SET EXERCISE
Pull out every line below that contains the word "title".

DATA SHOWN
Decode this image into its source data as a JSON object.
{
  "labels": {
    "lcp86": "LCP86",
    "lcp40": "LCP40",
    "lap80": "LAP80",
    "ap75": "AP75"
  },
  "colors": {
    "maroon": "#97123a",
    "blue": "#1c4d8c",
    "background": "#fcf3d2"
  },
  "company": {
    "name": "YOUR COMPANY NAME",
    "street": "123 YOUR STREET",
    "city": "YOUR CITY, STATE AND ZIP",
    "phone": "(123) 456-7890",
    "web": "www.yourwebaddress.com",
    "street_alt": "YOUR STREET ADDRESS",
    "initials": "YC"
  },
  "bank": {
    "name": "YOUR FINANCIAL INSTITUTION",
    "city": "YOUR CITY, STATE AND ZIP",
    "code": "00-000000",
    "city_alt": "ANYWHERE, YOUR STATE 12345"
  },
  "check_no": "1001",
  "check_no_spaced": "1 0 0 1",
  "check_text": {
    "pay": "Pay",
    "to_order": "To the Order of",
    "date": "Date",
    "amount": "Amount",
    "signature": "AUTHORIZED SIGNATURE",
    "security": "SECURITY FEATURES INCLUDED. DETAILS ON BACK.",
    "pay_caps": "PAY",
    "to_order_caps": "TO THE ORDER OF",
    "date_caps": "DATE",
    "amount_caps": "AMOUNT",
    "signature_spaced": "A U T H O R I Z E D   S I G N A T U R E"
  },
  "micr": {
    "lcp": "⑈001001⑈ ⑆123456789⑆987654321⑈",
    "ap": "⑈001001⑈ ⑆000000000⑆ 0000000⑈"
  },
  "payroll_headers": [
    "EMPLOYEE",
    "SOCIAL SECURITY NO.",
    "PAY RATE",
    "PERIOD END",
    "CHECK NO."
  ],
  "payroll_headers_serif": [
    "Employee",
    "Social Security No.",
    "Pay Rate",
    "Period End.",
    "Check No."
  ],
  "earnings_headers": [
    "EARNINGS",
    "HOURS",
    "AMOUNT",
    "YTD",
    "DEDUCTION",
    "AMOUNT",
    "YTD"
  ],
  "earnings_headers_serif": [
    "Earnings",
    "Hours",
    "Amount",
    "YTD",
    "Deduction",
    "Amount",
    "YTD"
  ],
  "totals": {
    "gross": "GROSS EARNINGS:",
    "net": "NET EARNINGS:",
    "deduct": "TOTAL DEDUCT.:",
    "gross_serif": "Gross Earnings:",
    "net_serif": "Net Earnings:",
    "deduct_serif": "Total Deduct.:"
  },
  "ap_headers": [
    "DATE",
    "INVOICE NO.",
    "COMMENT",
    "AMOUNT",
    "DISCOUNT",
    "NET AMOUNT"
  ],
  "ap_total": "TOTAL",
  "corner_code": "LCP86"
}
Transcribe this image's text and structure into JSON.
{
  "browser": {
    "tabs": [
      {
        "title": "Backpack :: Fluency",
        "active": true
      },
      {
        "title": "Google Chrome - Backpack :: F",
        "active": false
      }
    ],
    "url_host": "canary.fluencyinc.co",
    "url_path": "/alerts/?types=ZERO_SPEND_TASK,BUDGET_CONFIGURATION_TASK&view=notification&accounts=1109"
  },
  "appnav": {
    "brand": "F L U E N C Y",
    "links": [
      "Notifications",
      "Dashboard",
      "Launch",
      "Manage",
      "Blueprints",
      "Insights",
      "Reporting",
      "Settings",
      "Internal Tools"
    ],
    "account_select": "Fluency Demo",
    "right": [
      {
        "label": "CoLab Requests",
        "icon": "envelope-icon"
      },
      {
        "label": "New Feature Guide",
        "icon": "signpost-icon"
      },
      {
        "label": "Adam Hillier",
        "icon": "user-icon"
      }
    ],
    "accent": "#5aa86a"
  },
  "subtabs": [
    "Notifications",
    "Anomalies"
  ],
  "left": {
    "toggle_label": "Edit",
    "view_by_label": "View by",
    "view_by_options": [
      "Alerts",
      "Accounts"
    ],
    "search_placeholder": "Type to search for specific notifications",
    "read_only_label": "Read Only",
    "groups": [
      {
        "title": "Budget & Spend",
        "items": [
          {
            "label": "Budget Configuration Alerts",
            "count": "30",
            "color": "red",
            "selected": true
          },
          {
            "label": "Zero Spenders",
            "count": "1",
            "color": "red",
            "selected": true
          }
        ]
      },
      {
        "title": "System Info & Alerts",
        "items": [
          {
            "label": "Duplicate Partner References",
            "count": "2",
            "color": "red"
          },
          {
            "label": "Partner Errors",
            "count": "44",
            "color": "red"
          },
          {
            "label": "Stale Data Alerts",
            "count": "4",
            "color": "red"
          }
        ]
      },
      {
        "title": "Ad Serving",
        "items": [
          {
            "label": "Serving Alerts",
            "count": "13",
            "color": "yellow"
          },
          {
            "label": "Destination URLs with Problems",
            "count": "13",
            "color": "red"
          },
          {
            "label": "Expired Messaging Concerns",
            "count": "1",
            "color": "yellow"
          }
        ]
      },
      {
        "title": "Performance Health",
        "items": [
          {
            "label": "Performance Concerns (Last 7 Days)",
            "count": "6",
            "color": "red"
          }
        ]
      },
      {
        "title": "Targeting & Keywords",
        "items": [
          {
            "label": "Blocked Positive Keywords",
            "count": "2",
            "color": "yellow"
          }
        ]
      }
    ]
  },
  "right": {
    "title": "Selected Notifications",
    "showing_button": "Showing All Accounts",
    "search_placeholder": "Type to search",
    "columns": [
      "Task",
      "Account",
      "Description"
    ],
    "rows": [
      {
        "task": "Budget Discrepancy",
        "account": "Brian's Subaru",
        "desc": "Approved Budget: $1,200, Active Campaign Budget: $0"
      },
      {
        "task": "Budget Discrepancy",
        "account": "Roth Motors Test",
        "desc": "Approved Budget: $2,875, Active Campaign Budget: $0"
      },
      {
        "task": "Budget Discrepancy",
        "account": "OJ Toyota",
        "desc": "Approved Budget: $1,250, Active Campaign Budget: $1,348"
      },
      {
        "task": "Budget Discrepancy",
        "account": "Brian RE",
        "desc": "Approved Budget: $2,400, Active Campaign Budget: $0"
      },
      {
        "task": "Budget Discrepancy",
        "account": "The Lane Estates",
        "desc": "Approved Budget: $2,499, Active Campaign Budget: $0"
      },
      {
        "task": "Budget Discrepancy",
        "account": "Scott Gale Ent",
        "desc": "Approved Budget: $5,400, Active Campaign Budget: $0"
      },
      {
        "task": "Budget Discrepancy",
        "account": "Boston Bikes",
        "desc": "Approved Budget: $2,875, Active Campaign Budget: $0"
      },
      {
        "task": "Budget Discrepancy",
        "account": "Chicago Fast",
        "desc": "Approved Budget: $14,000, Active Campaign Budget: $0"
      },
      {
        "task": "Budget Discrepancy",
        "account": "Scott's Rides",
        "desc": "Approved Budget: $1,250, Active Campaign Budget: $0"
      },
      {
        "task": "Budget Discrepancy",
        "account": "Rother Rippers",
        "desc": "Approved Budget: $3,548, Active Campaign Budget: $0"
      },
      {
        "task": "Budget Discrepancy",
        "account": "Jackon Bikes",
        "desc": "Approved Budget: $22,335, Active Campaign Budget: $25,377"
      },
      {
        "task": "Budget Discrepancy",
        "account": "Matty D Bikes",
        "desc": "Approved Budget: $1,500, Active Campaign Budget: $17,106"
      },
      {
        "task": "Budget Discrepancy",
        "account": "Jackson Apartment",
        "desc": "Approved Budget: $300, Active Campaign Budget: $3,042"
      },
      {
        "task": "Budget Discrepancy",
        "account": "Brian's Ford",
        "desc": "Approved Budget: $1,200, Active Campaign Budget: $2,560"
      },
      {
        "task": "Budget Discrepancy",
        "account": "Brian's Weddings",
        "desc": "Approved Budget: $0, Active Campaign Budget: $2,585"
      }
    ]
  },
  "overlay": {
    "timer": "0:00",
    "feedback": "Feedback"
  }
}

COMPLETE ANSWER
        "title": "Backpack :: Fluency",
        "title": "Google Chrome - Backpack :: F",
        "title": "Budget & Spend",
        "title": "System Info & Alerts",
        "title": "Ad Serving",
        "title": "Performance Health",
        "title": "Targeting & Keywords",
    "title": "Selected Notifications",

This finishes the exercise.